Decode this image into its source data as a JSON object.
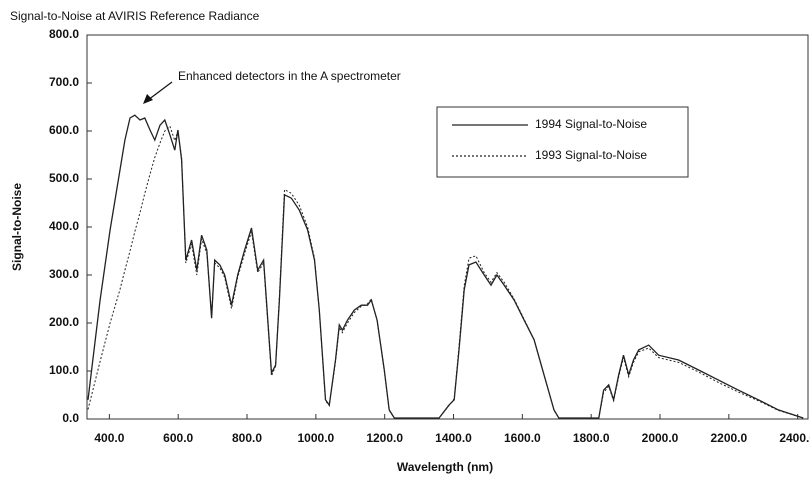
{
  "chart_data": {
    "type": "line",
    "title": "Signal-to-Noise at AVIRIS Reference Radiance",
    "xlabel": "Wavelength (nm)",
    "ylabel": "Signal-to-Noise",
    "annotation": "Enhanced detectors in the A spectrometer",
    "xlim": [
      335,
      2430
    ],
    "ylim": [
      0,
      800
    ],
    "xticks": [
      {
        "value": 400,
        "label": "400.0"
      },
      {
        "value": 600,
        "label": "600.0"
      },
      {
        "value": 800,
        "label": "800.0"
      },
      {
        "value": 1000,
        "label": "1000.0"
      },
      {
        "value": 1200,
        "label": "1200.0"
      },
      {
        "value": 1400,
        "label": "1400.0"
      },
      {
        "value": 1600,
        "label": "1600.0"
      },
      {
        "value": 1800,
        "label": "1800.0"
      },
      {
        "value": 2000,
        "label": "2000.0"
      },
      {
        "value": 2200,
        "label": "2200.0"
      },
      {
        "value": 2400,
        "label": "2400.0"
      }
    ],
    "yticks": [
      {
        "value": 0,
        "label": "0.0"
      },
      {
        "value": 100,
        "label": "100.0"
      },
      {
        "value": 200,
        "label": "200.0"
      },
      {
        "value": 300,
        "label": "300.0"
      },
      {
        "value": 400,
        "label": "400.0"
      },
      {
        "value": 500,
        "label": "500.0"
      },
      {
        "value": 600,
        "label": "600.0"
      },
      {
        "value": 700,
        "label": "700.0"
      },
      {
        "value": 800,
        "label": "800.0"
      }
    ],
    "x": [
      338,
      373,
      402,
      431,
      445,
      460,
      474,
      489,
      503,
      518,
      532,
      547,
      561,
      576,
      590,
      599,
      610,
      622,
      639,
      654,
      668,
      683,
      697,
      706,
      721,
      735,
      755,
      773,
      793,
      813,
      831,
      848,
      871,
      883,
      894,
      909,
      929,
      952,
      976,
      996,
      1010,
      1028,
      1039,
      1057,
      1068,
      1077,
      1092,
      1112,
      1132,
      1150,
      1161,
      1178,
      1199,
      1213,
      1228,
      1358,
      1387,
      1402,
      1416,
      1431,
      1445,
      1465,
      1489,
      1509,
      1526,
      1547,
      1576,
      1605,
      1634,
      1663,
      1692,
      1706,
      1822,
      1836,
      1851,
      1865,
      1880,
      1894,
      1909,
      1923,
      1938,
      1967,
      1996,
      2054,
      2112,
      2170,
      2228,
      2286,
      2344,
      2416
    ],
    "series": [
      {
        "name": "1994 Signal-to-Noise",
        "color": "#222222",
        "style": "solid",
        "values": [
          40,
          248,
          394,
          519,
          581,
          627,
          633,
          623,
          627,
          602,
          581,
          612,
          623,
          592,
          560,
          602,
          540,
          331,
          373,
          310,
          383,
          352,
          210,
          331,
          321,
          300,
          237,
          300,
          352,
          398,
          310,
          331,
          96,
          112,
          248,
          467,
          460,
          435,
          394,
          331,
          227,
          40,
          29,
          123,
          196,
          185,
          206,
          227,
          237,
          237,
          248,
          206,
          102,
          19,
          2,
          2,
          29,
          40,
          144,
          269,
          321,
          327,
          300,
          279,
          300,
          279,
          248,
          206,
          165,
          92,
          19,
          2,
          2,
          60,
          71,
          40,
          92,
          133,
          92,
          123,
          144,
          154,
          133,
          123,
          102,
          81,
          60,
          40,
          19,
          2
        ]
      },
      {
        "name": "1993 Signal-to-Noise",
        "color": "#222222",
        "style": "dotted",
        "values": [
          20,
          120,
          200,
          270,
          310,
          350,
          390,
          430,
          470,
          510,
          545,
          575,
          600,
          610,
          580,
          600,
          545,
          325,
          365,
          300,
          375,
          345,
          215,
          325,
          315,
          295,
          230,
          295,
          345,
          390,
          305,
          325,
          90,
          110,
          255,
          478,
          470,
          445,
          400,
          335,
          225,
          38,
          28,
          120,
          190,
          180,
          200,
          222,
          235,
          240,
          250,
          205,
          100,
          18,
          2,
          2,
          28,
          42,
          150,
          278,
          335,
          340,
          305,
          285,
          305,
          285,
          250,
          208,
          165,
          92,
          18,
          2,
          2,
          55,
          68,
          38,
          88,
          128,
          88,
          118,
          140,
          148,
          128,
          118,
          98,
          76,
          56,
          38,
          18,
          2
        ]
      }
    ],
    "legend": "upper right"
  }
}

Instruction » Find every line that holds "Signal" and copy it.

Expected answer »
    "title": "Signal-to-Noise at AVIRIS Reference Radiance",
    "ylabel": "Signal-to-Noise",
        "name": "1994 Signal-to-Noise",
        "name": "1993 Signal-to-Noise",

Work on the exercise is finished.